▶ _Input for this task_
▬▬▬

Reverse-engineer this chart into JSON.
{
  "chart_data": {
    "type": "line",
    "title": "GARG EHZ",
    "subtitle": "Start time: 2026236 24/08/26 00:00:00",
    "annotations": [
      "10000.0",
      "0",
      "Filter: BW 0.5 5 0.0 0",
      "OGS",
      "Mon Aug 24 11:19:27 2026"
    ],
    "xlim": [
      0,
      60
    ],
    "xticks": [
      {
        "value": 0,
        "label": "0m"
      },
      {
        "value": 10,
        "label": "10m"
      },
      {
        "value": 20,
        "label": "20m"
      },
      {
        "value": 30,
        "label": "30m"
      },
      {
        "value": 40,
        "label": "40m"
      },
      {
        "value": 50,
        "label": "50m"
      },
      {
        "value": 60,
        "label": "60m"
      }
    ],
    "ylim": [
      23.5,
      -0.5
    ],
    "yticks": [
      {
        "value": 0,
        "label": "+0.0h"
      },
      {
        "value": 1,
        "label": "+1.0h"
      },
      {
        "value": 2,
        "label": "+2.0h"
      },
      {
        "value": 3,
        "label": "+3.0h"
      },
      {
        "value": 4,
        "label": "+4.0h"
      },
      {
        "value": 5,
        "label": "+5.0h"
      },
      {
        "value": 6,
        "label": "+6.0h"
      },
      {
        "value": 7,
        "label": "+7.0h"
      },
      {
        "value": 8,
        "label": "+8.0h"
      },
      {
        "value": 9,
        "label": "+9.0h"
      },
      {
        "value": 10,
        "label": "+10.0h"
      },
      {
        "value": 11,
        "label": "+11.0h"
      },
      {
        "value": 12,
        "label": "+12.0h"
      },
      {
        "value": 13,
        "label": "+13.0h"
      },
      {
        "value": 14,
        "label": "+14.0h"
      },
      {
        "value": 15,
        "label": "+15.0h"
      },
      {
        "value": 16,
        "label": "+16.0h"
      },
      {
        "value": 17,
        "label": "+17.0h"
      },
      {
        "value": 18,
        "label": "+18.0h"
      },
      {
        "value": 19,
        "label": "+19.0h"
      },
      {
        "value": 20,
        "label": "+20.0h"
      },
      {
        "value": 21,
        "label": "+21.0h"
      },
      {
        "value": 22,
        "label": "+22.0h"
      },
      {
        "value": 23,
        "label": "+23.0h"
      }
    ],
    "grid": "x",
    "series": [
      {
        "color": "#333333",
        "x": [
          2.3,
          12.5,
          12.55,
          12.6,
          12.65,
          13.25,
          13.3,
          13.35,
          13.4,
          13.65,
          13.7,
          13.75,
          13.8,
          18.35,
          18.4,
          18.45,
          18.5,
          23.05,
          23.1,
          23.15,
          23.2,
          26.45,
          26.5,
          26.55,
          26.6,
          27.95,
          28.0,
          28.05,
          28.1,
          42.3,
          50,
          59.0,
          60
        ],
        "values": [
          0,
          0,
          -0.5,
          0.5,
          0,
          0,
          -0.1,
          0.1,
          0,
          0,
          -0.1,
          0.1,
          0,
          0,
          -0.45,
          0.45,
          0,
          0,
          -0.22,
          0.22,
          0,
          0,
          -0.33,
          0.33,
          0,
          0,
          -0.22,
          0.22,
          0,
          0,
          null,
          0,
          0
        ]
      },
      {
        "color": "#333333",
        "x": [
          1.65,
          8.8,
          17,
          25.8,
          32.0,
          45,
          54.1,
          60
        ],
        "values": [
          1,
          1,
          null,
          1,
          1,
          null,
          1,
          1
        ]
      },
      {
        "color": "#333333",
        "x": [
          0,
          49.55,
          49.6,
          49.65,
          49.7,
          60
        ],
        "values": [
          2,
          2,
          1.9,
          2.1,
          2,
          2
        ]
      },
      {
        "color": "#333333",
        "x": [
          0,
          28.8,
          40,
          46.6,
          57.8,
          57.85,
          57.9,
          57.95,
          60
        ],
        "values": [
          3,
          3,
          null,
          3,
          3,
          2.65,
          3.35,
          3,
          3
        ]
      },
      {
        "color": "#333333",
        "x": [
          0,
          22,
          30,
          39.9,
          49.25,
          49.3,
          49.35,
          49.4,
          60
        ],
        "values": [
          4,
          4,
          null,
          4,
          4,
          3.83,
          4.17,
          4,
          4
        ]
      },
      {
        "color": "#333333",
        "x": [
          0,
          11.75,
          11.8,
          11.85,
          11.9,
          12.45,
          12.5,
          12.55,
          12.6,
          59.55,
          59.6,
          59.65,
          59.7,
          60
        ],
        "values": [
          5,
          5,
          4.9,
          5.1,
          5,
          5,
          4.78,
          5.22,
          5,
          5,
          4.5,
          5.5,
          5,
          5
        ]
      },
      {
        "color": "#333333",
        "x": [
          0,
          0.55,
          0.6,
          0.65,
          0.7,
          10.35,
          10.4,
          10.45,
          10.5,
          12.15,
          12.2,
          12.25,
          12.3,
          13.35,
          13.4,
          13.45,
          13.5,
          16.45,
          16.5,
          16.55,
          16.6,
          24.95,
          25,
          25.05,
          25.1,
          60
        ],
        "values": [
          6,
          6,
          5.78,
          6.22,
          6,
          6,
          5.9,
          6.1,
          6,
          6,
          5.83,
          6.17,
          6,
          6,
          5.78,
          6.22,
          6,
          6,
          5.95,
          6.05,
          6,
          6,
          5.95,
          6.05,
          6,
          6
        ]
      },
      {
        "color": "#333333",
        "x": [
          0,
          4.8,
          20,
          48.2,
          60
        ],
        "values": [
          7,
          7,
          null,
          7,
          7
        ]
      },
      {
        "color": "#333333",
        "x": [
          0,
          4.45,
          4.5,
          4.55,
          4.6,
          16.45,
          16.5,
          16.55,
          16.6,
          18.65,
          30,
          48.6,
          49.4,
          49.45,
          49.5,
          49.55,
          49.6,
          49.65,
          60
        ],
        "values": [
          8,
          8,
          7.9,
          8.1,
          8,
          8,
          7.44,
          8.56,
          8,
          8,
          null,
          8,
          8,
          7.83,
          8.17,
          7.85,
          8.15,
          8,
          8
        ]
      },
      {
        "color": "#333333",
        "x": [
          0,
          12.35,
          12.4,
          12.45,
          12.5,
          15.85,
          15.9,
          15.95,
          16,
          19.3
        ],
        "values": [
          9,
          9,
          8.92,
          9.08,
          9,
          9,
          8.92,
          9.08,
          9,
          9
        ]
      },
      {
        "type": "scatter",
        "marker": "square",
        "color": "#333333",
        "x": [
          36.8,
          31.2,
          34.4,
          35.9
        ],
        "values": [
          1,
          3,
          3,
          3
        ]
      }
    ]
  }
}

▬▬▬

▶ _Goal of the exercise_
Retype every record above exactly as it appears.

▶ _Solution to this exercise_
Reverse-engineer this chart into JSON.
{
  "chart_data": {
    "type": "line",
    "title": "GARG EHZ",
    "subtitle": "Start time: 2026236 24/08/26 00:00:00",
    "annotations": [
      "10000.0",
      "0",
      "Filter: BW 0.5 5 0.0 0",
      "OGS",
      "Mon Aug 24 11:19:27 2026"
    ],
    "xlim": [
      0,
      60
    ],
    "xticks": [
      {
        "value": 0,
        "label": "0m"
      },
      {
        "value": 10,
        "label": "10m"
      },
      {
        "value": 20,
        "label": "20m"
      },
      {
        "value": 30,
        "label": "30m"
      },
      {
        "value": 40,
        "label": "40m"
      },
      {
        "value": 50,
        "label": "50m"
      },
      {
        "value": 60,
        "label": "60m"
      }
    ],
    "ylim": [
      23.5,
      -0.5
    ],
    "yticks": [
      {
        "value": 0,
        "label": "+0.0h"
      },
      {
        "value": 1,
        "label": "+1.0h"
      },
      {
        "value": 2,
        "label": "+2.0h"
      },
      {
        "value": 3,
        "label": "+3.0h"
      },
      {
        "value": 4,
        "label": "+4.0h"
      },
      {
        "value": 5,
        "label": "+5.0h"
      },
      {
        "value": 6,
        "label": "+6.0h"
      },
      {
        "value": 7,
        "label": "+7.0h"
      },
      {
        "value": 8,
        "label": "+8.0h"
      },
      {
        "value": 9,
        "label": "+9.0h"
      },
      {
        "value": 10,
        "label": "+10.0h"
      },
      {
        "value": 11,
        "label": "+11.0h"
      },
      {
        "value": 12,
        "label": "+12.0h"
      },
      {
        "value": 13,
        "label": "+13.0h"
      },
      {
        "value": 14,
        "label": "+14.0h"
      },
      {
        "value": 15,
        "label": "+15.0h"
      },
      {
        "value": 16,
        "label": "+16.0h"
      },
      {
        "value": 17,
        "label": "+17.0h"
      },
      {
        "value": 18,
        "label": "+18.0h"
      },
      {
        "value": 19,
        "label": "+19.0h"
      },
      {
        "value": 20,
        "label": "+20.0h"
      },
      {
        "value": 21,
        "label": "+21.0h"
      },
      {
        "value": 22,
        "label": "+22.0h"
      },
      {
        "value": 23,
        "label": "+23.0h"
      }
    ],
    "grid": "x",
    "series": [
      {
        "color": "#333333",
        "x": [
          2.3,
          12.5,
          12.55,
          12.6,
          12.65,
          13.25,
          13.3,
          13.35,
          13.4,
          13.65,
          13.7,
          13.75,
          13.8,
          18.35,
          18.4,
          18.45,
          18.5,
          23.05,
          23.1,
          23.15,
          23.2,
          26.45,
          26.5,
          26.55,
          26.6,
          27.95,
          28.0,
          28.05,
          28.1,
          42.3,
          50,
          59.0,
          60
        ],
        "values": [
          0,
          0,
          -0.5,
          0.5,
          0,
          0,
          -0.1,
          0.1,
          0,
          0,
          -0.1,
          0.1,
          0,
          0,
          -0.45,
          0.45,
          0,
          0,
          -0.22,
          0.22,
          0,
          0,
          -0.33,
          0.33,
          0,
          0,
          -0.22,
          0.22,
          0,
          0,
          null,
          0,
          0
        ]
      },
      {
        "color": "#333333",
        "x": [
          1.65,
          8.8,
          17,
          25.8,
          32.0,
          45,
          54.1,
          60
        ],
        "values": [
          1,
          1,
          null,
          1,
          1,
          null,
          1,
          1
        ]
      },
      {
        "color": "#333333",
        "x": [
          0,
          49.55,
          49.6,
          49.65,
          49.7,
          60
        ],
        "values": [
          2,
          2,
          1.9,
          2.1,
          2,
          2
        ]
      },
      {
        "color": "#333333",
        "x": [
          0,
          28.8,
          40,
          46.6,
          57.8,
          57.85,
          57.9,
          57.95,
          60
        ],
        "values": [
          3,
          3,
          null,
          3,
          3,
          2.65,
          3.35,
          3,
          3
        ]
      },
      {
        "color": "#333333",
        "x": [
          0,
          22,
          30,
          39.9,
          49.25,
          49.3,
          49.35,
          49.4,
          60
        ],
        "values": [
          4,
          4,
          null,
          4,
          4,
          3.83,
          4.17,
          4,
          4
        ]
      },
      {
        "color": "#333333",
        "x": [
          0,
          11.75,
          11.8,
          11.85,
          11.9,
          12.45,
          12.5,
          12.55,
          12.6,
          59.55,
          59.6,
          59.65,
          59.7,
          60
        ],
        "values": [
          5,
          5,
          4.9,
          5.1,
          5,
          5,
          4.78,
          5.22,
          5,
          5,
          4.5,
          5.5,
          5,
          5
        ]
      },
      {
        "color": "#333333",
        "x": [
          0,
          0.55,
          0.6,
          0.65,
          0.7,
          10.35,
          10.4,
          10.45,
          10.5,
          12.15,
          12.2,
          12.25,
          12.3,
          13.35,
          13.4,
          13.45,
          13.5,
          16.45,
          16.5,
          16.55,
          16.6,
          24.95,
          25,
          25.05,
          25.1,
          60
        ],
        "values": [
          6,
          6,
          5.78,
          6.22,
          6,
          6,
          5.9,
          6.1,
          6,
          6,
          5.83,
          6.17,
          6,
          6,
          5.78,
          6.22,
          6,
          6,
          5.95,
          6.05,
          6,
          6,
          5.95,
          6.05,
          6,
          6
        ]
      },
      {
        "color": "#333333",
        "x": [
          0,
          4.8,
          20,
          48.2,
          60
        ],
        "values": [
          7,
          7,
          null,
          7,
          7
        ]
      },
      {
        "color": "#333333",
        "x": [
          0,
          4.45,
          4.5,
          4.55,
          4.6,
          16.45,
          16.5,
          16.55,
          16.6,
          18.65,
          30,
          48.6,
          49.4,
          49.45,
          49.5,
          49.55,
          49.6,
          49.65,
          60
        ],
        "values": [
          8,
          8,
          7.9,
          8.1,
          8,
          8,
          7.44,
          8.56,
          8,
          8,
          null,
          8,
          8,
          7.83,
          8.17,
          7.85,
          8.15,
          8,
          8
        ]
      },
      {
        "color": "#333333",
        "x": [
          0,
          12.35,
          12.4,
          12.45,
          12.5,
          15.85,
          15.9,
          15.95,
          16,
          19.3
        ],
        "values": [
          9,
          9,
          8.92,
          9.08,
          9,
          9,
          8.92,
          9.08,
          9,
          9
        ]
      },
      {
        "type": "scatter",
        "marker": "square",
        "color": "#333333",
        "x": [
          36.8,
          31.2,
          34.4,
          35.9
        ],
        "values": [
          1,
          3,
          3,
          3
        ]
      }
    ]
  }
}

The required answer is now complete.